-------- Working data

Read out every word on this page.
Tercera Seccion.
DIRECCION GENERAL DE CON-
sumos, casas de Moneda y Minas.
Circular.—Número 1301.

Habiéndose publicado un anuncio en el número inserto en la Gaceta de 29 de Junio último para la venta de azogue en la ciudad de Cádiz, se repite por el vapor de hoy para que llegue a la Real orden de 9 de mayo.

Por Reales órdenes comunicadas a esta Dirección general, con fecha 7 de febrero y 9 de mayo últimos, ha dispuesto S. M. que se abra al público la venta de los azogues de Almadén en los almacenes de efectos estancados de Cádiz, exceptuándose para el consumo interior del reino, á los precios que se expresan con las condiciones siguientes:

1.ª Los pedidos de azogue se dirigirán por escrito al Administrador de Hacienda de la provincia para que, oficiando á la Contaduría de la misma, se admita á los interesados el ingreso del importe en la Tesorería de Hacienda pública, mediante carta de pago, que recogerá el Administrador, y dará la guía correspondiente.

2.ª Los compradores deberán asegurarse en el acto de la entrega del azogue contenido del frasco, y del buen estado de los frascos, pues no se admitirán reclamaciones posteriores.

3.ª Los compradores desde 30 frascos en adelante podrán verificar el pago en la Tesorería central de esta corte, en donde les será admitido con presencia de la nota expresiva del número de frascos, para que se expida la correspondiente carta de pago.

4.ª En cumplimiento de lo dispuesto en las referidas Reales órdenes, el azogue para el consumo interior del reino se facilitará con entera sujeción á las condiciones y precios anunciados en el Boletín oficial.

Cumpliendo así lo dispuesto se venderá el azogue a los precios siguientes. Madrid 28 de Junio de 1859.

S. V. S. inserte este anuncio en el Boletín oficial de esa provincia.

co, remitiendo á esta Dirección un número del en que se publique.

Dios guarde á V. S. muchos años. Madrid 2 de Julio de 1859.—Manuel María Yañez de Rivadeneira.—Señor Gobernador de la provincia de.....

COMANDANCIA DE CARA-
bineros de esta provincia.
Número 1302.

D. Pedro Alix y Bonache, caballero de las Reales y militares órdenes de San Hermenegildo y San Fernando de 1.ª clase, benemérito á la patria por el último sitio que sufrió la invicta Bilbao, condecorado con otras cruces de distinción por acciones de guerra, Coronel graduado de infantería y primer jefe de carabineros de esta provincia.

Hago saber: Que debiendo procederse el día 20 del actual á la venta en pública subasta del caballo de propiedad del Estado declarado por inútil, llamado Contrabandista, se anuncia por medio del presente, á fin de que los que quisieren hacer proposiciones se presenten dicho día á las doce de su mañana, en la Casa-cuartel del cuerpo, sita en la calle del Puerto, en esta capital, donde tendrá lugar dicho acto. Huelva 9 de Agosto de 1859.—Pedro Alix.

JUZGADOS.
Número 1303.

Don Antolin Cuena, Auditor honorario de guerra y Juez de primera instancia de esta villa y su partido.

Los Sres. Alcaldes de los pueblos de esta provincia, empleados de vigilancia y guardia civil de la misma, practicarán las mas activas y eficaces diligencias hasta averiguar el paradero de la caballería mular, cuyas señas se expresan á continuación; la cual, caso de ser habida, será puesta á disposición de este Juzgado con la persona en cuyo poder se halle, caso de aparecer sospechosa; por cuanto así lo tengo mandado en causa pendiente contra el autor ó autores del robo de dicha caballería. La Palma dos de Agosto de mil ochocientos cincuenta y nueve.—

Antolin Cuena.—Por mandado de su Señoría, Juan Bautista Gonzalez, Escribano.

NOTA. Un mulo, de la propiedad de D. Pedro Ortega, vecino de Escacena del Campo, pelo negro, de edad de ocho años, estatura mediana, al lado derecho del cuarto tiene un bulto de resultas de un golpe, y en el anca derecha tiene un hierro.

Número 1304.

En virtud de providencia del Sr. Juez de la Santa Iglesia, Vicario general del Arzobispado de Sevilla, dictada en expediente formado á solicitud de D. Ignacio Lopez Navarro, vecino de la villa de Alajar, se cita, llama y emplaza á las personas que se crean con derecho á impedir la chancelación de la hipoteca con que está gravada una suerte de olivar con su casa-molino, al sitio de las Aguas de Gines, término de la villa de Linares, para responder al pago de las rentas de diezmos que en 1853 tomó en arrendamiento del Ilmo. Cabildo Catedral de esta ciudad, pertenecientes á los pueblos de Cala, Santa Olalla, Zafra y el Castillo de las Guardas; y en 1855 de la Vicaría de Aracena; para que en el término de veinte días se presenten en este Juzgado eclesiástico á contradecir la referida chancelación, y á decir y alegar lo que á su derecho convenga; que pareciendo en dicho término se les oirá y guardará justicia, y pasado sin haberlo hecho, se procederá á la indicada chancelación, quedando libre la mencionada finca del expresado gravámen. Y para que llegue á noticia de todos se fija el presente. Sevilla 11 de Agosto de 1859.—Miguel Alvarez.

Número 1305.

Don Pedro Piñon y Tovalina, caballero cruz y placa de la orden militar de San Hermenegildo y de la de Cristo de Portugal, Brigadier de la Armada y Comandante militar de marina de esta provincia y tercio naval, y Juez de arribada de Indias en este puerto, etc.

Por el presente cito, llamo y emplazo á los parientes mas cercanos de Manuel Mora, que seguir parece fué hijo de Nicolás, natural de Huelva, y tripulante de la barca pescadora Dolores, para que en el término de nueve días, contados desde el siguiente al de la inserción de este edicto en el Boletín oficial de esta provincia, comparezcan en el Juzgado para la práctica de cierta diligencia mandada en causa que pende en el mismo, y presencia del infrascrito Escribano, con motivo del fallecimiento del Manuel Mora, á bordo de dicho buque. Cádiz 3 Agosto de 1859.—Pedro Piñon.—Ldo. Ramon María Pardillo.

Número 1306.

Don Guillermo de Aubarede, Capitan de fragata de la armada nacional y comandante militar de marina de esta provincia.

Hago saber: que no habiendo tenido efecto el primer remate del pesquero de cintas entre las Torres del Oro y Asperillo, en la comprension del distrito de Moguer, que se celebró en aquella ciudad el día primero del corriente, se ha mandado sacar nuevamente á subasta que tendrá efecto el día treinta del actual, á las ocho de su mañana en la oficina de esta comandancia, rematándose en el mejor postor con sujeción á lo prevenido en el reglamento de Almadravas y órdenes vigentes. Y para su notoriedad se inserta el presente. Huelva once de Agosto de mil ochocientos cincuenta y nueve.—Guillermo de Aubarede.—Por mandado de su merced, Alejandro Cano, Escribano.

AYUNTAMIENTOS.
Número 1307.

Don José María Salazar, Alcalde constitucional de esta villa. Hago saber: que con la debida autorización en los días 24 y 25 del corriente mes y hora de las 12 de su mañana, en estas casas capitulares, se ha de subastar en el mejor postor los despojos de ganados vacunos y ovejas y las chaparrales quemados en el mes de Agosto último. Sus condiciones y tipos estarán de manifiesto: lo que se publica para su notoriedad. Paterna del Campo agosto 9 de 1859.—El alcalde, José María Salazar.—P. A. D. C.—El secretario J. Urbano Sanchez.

----------------

§ Requirement
The answer is one number: how many lines of the material above contain "notoriedad".

§ The response
2